━━━ RECORDS SHOWN

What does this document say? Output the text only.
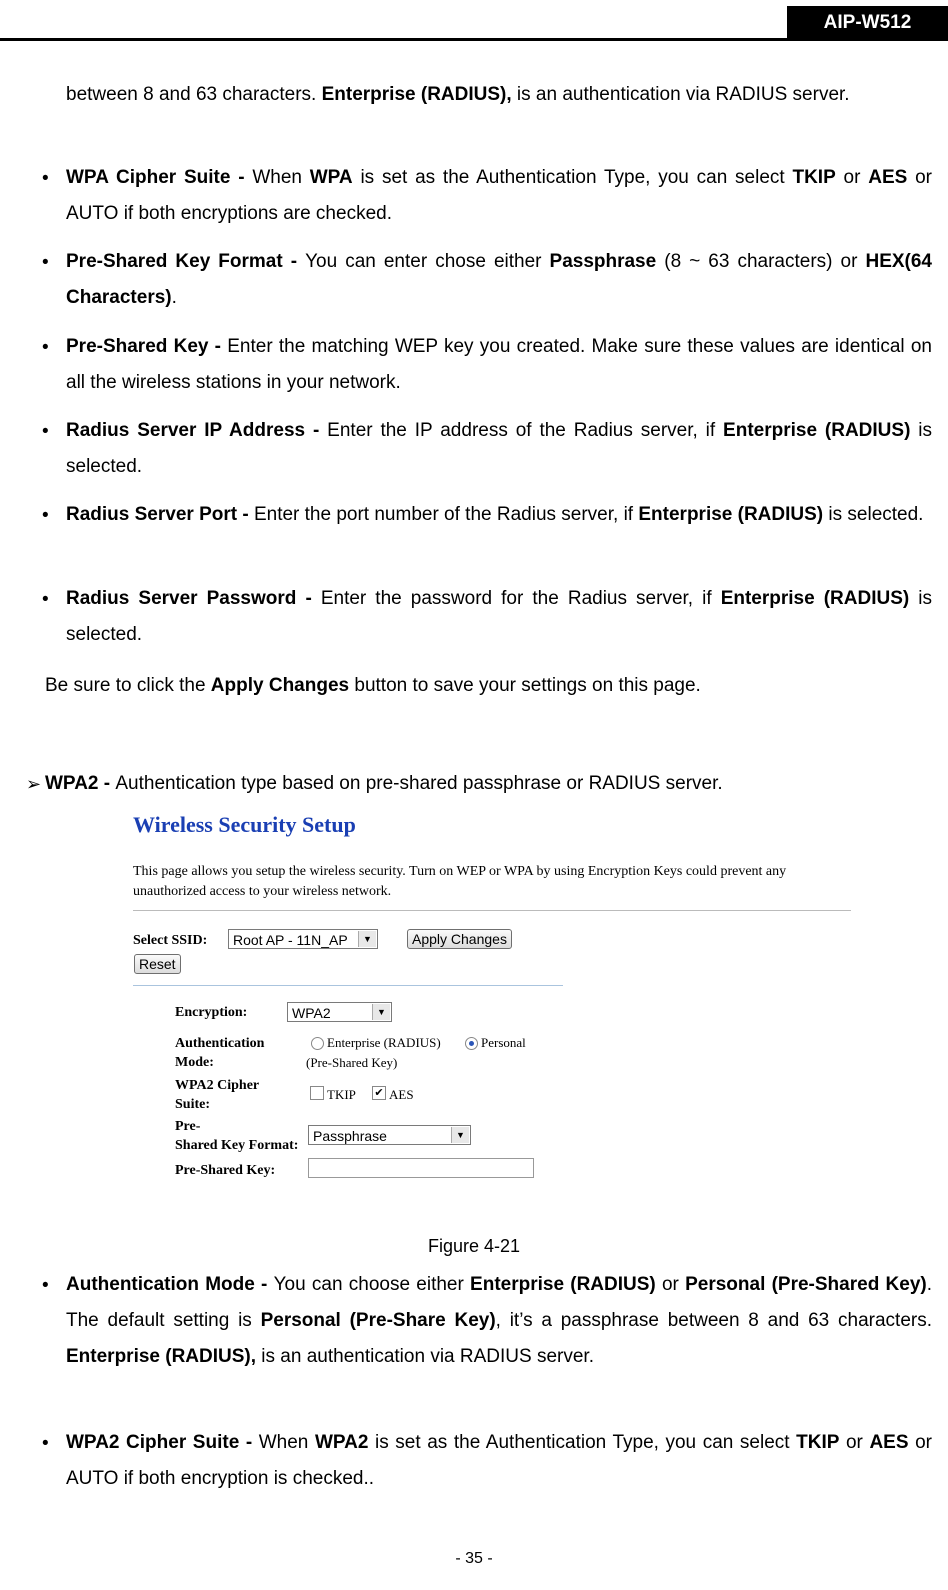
AIP-W512
between 8 and 63 characters. Enterprise (RADIUS), is an authentication via RADIUS server.
• WPA Cipher Suite - When WPA is set as the Authentication Type, you can select TKIP or AES or AUTO if both encryptions are checked.
• Pre-Shared Key Format - You can enter chose either Passphrase (8 ~ 63 characters) or HEX(64 Characters).
• Pre-Shared Key - Enter the matching WEP key you created. Make sure these values are identical on all the wireless stations in your network.
• Radius Server IP Address - Enter the IP address of the Radius server, if Enterprise (RADIUS) is selected.
• Radius Server Port - Enter the port number of the Radius server, if Enterprise (RADIUS) is selected.
• Radius Server Password - Enter the password for the Radius server, if Enterprise (RADIUS) is selected.
Be sure to click the Apply Changes button to save your settings on this page.
➢ WPA2 - Authentication type based on pre-shared passphrase or RADIUS server.
Wireless Security Setup
This page allows you setup the wireless security. Turn on WEP or WPA by using Encryption Keys could prevent any unauthorized access to your wireless network.
Select SSID:	Root AP - 11N_AP	▼	Apply Changes
Reset
Encryption:	WPA2	▼
Authentication
Mode:
Enterprise (RADIUS)	Personal
(Pre-Shared Key)
WPA2 Cipher
Suite:
TKIP ✔ AES
Pre-
Shared Key Format:
Passphrase	▼
Pre-Shared Key:
Figure 4-21
• Authentication Mode - You can choose either Enterprise (RADIUS) or Personal (Pre-Shared Key). The default setting is Personal (Pre-Share Key), it’s a passphrase between 8 and 63 characters. Enterprise (RADIUS), is an authentication via RADIUS server.
• WPA2 Cipher Suite - When WPA2 is set as the Authentication Type, you can select TKIP or AES or AUTO if both encryption is checked..
- 35 -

━━━━━━

> **PROBLEM DESCRIPTION**: From the material above, count the lines that include "selected" and give only the total.

> **RESPONSE**: 3